> AIM
Assemble all lines in which the string "title" appears.
>> begin DATASET EXCERPTS
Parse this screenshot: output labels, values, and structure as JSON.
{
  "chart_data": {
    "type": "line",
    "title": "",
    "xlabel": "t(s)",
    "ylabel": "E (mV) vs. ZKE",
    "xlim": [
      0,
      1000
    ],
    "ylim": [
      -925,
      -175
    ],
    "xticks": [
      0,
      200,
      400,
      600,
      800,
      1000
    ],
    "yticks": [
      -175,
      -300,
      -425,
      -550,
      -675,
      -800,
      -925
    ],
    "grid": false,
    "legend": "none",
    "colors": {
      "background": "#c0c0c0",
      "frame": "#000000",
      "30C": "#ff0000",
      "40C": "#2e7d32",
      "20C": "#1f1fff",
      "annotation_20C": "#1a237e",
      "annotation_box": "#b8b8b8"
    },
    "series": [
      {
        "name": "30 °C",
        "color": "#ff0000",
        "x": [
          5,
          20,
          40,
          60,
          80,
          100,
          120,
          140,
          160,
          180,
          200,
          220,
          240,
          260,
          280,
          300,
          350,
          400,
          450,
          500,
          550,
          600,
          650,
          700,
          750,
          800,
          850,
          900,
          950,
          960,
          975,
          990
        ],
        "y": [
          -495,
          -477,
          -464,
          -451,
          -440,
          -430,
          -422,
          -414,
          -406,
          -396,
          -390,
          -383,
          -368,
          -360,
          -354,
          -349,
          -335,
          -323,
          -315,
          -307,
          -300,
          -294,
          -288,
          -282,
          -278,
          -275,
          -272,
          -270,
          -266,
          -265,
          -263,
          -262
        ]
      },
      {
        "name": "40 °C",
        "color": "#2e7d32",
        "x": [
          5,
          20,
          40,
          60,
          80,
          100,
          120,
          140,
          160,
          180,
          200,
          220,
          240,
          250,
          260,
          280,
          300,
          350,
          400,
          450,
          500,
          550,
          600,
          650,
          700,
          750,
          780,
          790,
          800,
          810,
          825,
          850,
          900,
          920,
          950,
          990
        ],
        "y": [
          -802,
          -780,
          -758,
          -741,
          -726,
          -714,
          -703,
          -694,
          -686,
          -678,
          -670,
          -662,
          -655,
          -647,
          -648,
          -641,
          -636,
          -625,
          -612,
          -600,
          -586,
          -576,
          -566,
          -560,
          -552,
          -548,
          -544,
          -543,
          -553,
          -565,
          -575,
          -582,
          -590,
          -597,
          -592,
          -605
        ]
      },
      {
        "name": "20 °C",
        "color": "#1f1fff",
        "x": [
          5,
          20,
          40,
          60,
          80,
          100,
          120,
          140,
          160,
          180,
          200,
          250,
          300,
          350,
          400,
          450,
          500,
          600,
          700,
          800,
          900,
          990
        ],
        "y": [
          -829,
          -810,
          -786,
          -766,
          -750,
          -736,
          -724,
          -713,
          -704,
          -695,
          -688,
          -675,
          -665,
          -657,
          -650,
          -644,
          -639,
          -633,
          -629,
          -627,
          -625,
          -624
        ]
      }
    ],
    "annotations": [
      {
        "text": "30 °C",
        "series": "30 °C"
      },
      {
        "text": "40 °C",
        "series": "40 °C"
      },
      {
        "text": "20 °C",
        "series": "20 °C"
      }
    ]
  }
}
>> end DATASET EXCERPTS
>> begin DATASET EXCERPTS
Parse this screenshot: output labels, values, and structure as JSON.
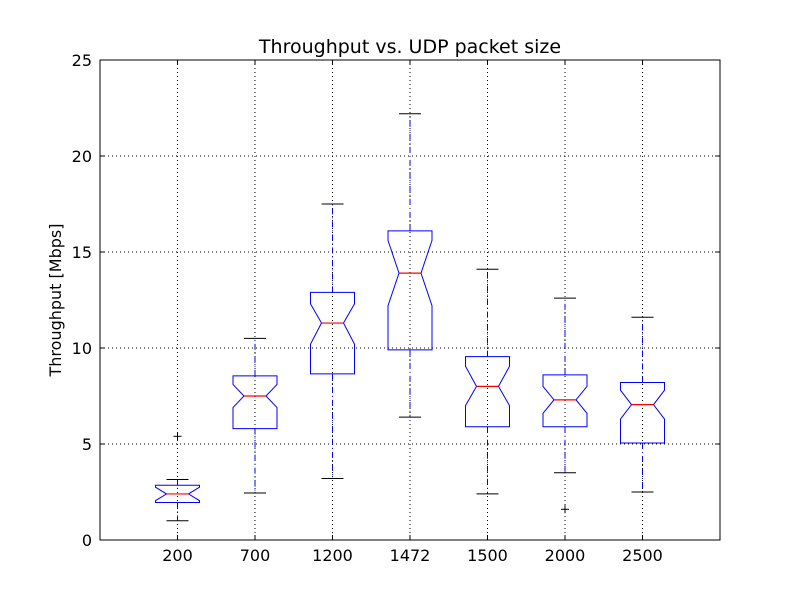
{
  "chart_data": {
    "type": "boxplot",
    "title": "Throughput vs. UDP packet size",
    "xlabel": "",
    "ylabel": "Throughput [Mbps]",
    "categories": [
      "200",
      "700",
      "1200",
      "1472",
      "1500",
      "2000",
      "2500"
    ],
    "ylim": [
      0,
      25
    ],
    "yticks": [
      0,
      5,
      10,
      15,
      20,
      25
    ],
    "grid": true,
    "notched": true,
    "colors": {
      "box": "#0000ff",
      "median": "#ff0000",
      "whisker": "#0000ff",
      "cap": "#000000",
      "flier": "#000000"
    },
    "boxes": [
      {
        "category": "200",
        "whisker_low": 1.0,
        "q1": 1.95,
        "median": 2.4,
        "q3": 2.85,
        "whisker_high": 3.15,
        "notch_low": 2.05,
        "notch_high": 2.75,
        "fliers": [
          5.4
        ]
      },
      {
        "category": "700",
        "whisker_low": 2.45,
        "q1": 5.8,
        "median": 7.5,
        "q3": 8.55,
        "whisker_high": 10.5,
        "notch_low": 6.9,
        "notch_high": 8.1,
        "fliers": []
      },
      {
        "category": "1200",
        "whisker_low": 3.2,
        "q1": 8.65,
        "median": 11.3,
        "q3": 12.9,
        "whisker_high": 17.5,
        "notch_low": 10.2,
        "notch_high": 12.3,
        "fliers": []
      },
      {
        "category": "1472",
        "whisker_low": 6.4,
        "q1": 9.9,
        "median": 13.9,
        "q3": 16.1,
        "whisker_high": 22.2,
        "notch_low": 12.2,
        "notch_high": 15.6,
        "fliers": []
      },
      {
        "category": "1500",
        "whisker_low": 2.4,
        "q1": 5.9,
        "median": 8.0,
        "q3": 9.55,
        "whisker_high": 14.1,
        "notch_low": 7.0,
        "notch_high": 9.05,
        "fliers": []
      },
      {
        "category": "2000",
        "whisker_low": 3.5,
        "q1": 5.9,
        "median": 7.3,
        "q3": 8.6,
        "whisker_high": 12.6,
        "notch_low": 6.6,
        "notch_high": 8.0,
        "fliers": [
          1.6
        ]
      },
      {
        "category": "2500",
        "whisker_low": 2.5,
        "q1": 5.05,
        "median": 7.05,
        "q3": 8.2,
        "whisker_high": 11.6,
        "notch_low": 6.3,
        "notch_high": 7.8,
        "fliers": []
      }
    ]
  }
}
>> end DATASET EXCERPTS
> REPLY TO THE EXERCISE
    "title": "",
    "title": "Throughput vs. UDP packet size",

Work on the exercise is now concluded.